- Task statement: Keep only the lines that hold the string "such", filtering out the rest of the entries below.

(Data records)
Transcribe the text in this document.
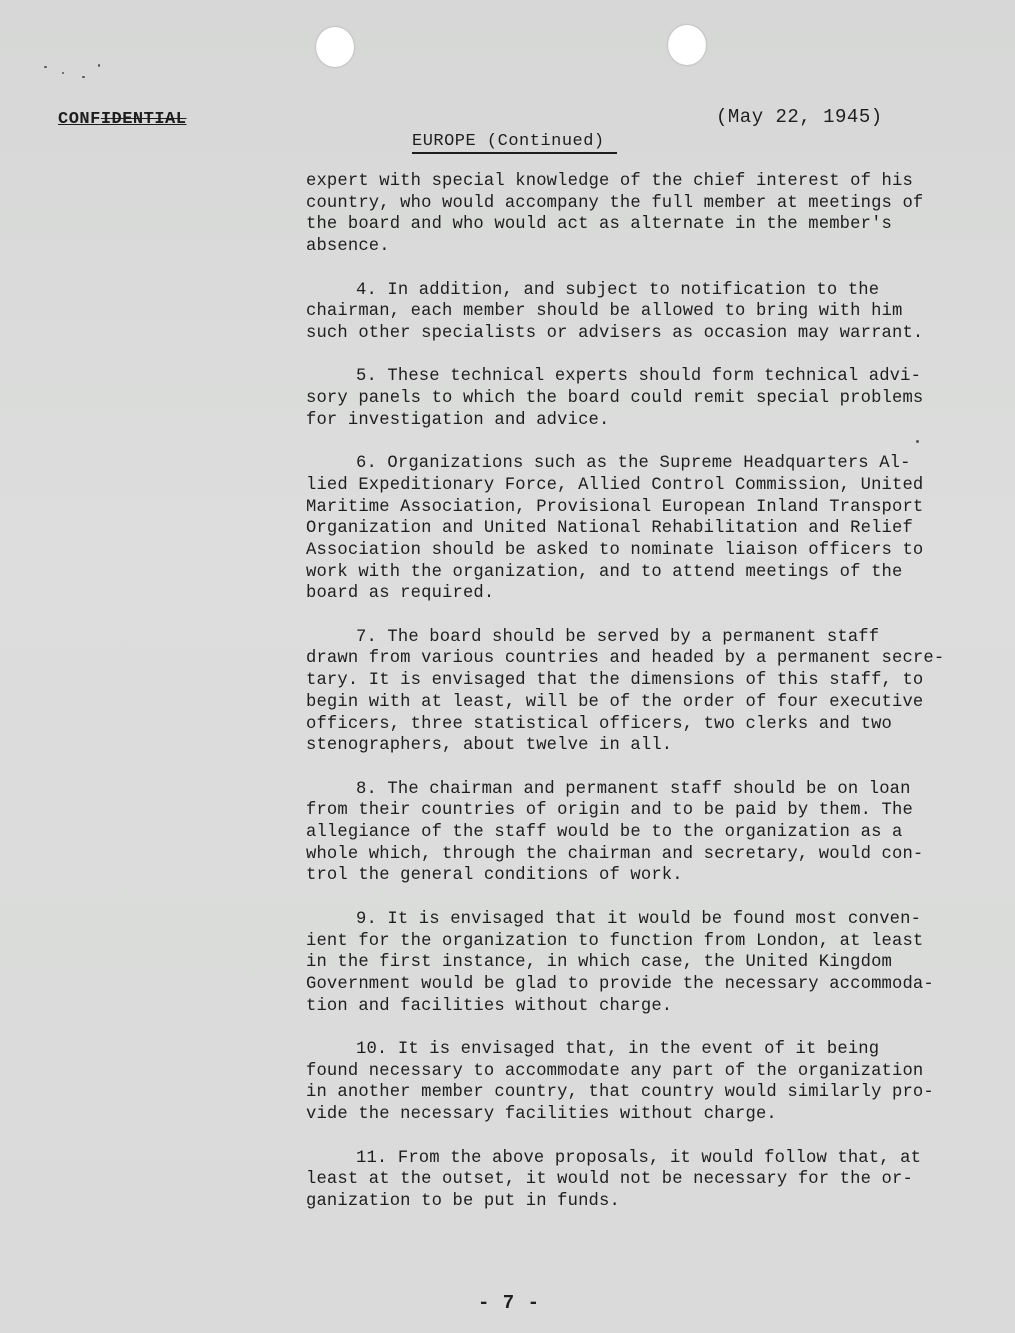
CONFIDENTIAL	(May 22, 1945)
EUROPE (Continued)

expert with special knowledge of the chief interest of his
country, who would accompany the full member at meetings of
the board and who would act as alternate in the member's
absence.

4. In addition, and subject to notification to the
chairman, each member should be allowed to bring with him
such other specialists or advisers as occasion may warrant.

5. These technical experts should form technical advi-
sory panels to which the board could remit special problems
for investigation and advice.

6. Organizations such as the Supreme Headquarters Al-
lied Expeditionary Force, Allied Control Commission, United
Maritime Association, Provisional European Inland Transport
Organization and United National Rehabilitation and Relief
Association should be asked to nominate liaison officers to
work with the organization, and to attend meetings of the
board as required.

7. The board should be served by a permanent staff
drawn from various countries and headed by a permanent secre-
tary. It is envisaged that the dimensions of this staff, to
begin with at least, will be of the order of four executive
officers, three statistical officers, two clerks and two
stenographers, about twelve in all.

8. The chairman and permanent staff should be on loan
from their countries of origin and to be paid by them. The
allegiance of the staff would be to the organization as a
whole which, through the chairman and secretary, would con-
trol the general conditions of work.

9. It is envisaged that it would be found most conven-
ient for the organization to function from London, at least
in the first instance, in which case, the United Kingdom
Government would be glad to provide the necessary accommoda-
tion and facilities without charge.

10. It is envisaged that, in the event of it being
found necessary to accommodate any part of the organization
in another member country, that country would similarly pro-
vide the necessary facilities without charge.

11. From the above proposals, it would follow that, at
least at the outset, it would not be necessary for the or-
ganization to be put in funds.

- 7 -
* * *
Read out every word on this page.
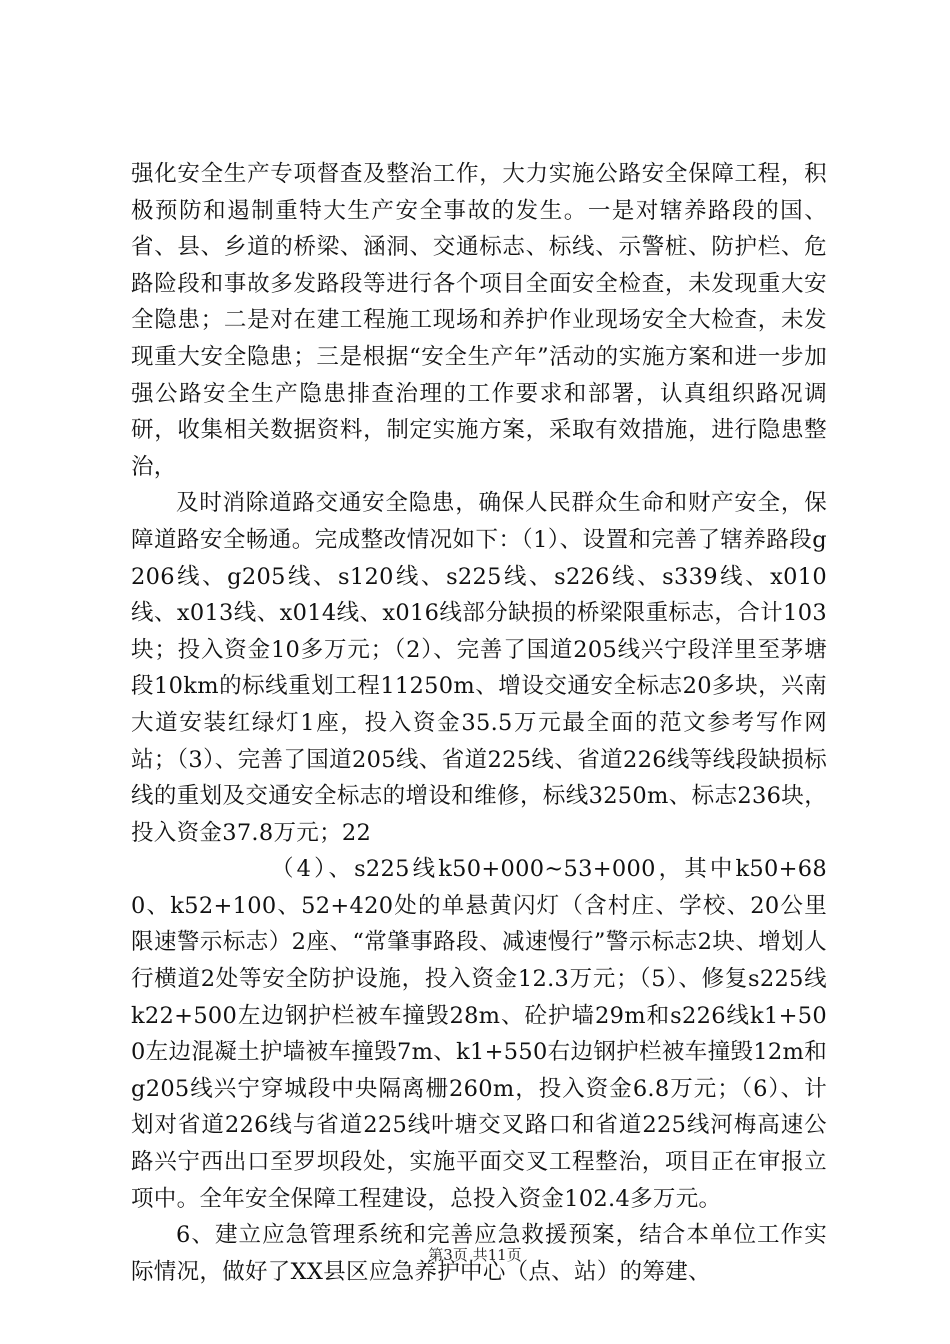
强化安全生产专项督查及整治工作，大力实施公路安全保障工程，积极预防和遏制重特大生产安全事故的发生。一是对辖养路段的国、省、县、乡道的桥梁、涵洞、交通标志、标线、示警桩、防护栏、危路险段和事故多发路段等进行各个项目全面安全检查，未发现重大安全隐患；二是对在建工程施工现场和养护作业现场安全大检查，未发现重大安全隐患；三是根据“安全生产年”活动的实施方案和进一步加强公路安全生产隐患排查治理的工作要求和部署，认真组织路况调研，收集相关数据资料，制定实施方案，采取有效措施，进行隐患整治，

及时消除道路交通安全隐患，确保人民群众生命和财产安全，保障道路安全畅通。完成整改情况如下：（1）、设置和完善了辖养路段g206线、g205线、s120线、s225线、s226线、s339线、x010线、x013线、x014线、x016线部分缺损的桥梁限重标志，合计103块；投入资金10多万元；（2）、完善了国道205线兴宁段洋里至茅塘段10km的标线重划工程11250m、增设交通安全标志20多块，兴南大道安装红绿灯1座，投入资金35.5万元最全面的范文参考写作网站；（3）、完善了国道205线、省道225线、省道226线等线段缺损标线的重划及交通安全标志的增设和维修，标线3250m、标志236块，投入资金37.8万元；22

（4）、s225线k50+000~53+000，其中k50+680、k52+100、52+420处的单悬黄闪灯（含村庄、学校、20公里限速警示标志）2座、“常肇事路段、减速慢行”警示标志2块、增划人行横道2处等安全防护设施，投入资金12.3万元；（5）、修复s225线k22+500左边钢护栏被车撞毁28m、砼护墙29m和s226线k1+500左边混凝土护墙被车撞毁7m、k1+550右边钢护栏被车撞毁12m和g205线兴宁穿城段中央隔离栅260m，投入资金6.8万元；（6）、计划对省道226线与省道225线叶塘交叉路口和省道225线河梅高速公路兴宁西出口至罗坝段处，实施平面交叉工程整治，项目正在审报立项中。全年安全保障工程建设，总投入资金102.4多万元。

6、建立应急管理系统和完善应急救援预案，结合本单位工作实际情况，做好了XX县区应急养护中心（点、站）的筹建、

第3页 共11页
...
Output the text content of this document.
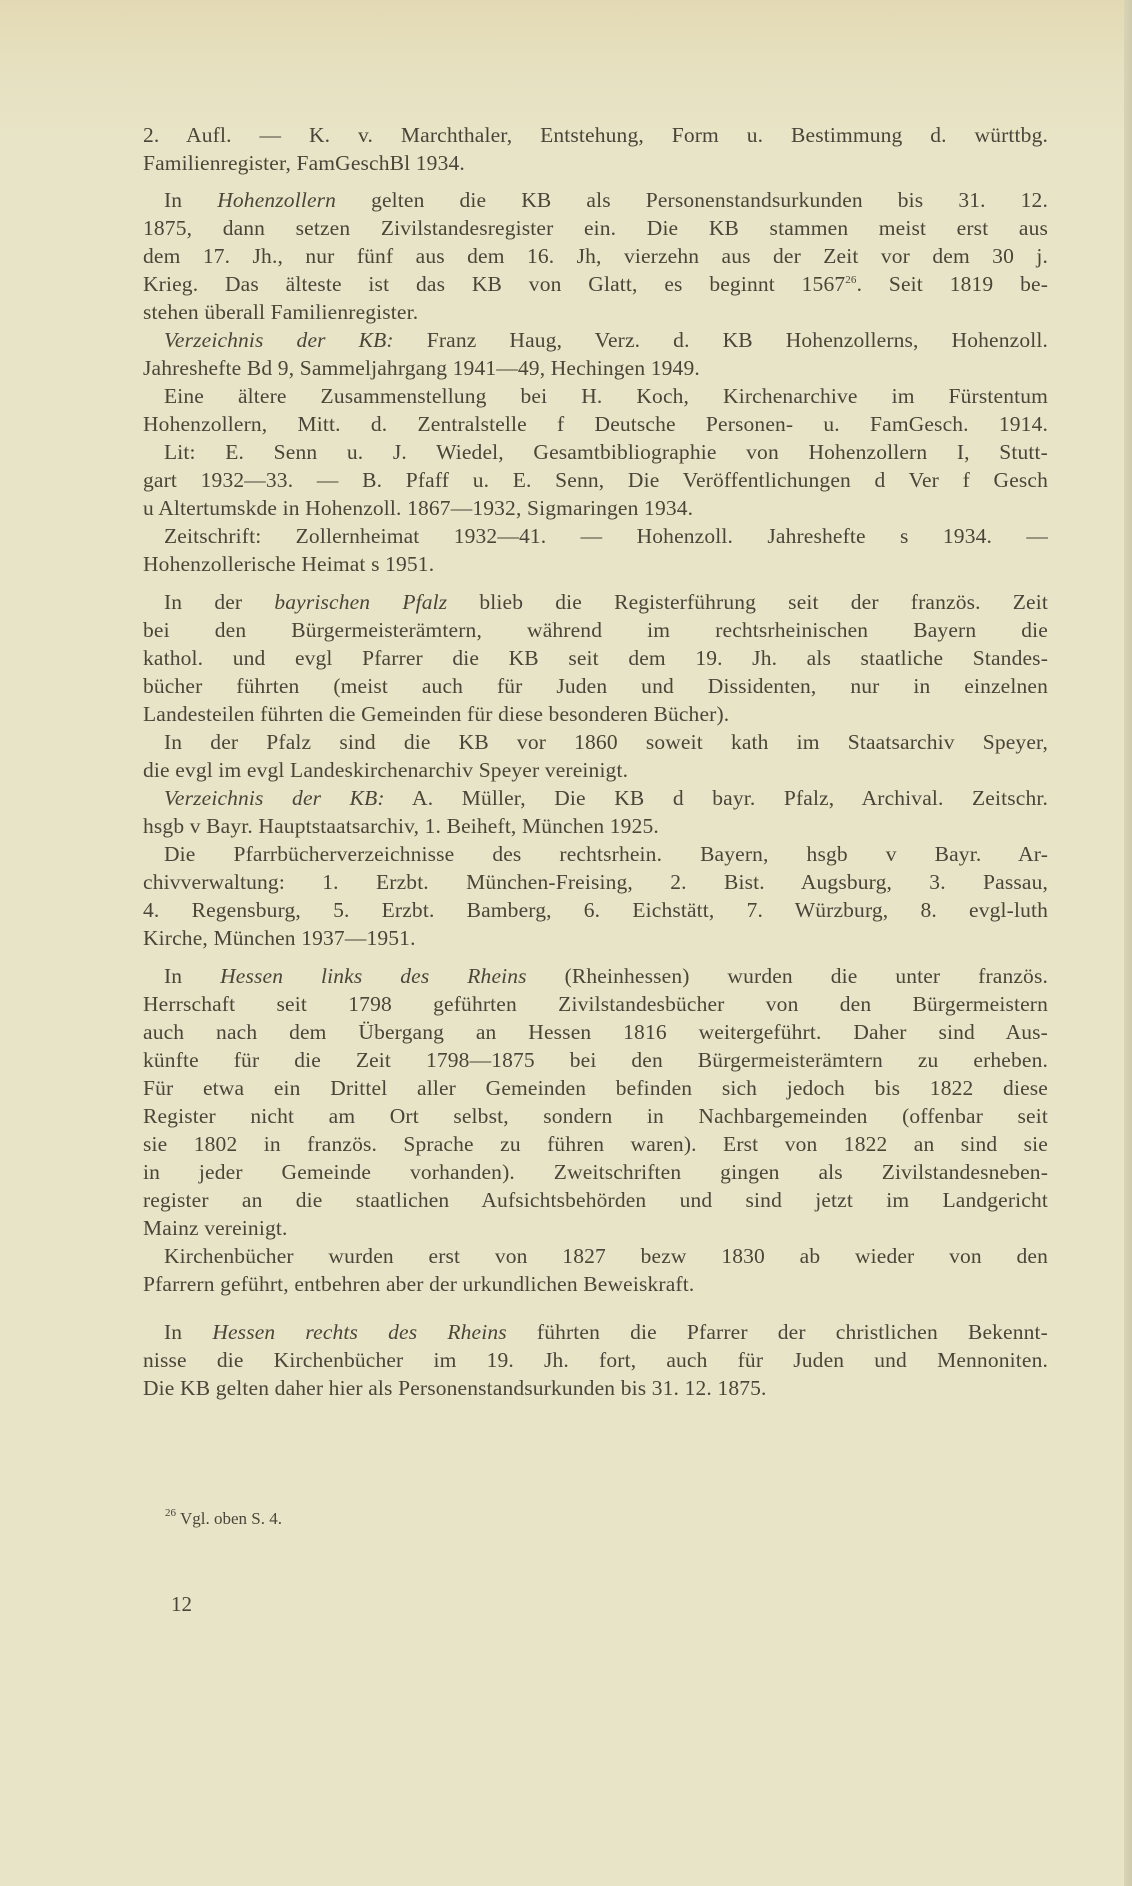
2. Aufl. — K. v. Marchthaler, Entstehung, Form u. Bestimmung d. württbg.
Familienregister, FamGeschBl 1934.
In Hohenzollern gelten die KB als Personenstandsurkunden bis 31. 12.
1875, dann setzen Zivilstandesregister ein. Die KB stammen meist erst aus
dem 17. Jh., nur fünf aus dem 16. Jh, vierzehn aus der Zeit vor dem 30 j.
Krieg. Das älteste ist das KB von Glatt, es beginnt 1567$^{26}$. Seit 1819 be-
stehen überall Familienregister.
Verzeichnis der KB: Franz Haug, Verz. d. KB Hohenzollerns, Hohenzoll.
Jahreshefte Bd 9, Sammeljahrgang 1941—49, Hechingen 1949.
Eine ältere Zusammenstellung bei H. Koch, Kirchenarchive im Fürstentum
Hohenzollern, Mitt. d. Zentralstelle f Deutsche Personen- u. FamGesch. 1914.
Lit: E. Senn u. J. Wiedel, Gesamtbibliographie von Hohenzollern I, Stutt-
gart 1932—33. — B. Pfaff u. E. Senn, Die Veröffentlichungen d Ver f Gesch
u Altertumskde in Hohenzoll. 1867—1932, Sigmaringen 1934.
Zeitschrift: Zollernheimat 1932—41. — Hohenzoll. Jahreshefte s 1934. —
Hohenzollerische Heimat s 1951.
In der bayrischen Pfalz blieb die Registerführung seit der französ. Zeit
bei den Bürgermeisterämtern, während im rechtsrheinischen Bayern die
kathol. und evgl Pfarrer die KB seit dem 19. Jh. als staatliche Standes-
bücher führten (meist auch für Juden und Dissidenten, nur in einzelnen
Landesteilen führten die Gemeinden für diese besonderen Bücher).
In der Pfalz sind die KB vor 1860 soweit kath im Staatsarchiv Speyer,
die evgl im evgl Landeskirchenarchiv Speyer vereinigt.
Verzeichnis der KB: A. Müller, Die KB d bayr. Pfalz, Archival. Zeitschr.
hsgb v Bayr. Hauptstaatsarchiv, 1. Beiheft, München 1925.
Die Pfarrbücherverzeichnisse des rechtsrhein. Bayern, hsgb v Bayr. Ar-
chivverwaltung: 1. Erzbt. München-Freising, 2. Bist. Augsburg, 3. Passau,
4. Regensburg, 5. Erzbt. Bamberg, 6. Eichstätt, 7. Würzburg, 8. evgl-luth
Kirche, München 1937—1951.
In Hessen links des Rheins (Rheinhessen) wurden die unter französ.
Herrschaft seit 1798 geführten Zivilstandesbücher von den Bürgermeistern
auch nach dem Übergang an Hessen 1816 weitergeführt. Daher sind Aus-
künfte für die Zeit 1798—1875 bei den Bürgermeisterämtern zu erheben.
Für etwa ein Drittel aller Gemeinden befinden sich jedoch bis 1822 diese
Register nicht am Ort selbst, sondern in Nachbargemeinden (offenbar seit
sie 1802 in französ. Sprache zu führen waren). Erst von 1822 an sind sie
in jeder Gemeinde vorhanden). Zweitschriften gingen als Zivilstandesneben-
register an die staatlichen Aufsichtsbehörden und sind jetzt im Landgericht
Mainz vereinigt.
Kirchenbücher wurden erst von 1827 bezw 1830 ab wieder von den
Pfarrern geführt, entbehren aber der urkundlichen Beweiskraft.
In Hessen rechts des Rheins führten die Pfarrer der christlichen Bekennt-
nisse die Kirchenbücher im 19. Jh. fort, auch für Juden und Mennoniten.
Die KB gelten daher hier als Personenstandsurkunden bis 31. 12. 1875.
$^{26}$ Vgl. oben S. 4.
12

- Result below:
such other specialists or advisers as occasion may warrant.
6. Organizations such as the Supreme Headquarters Al-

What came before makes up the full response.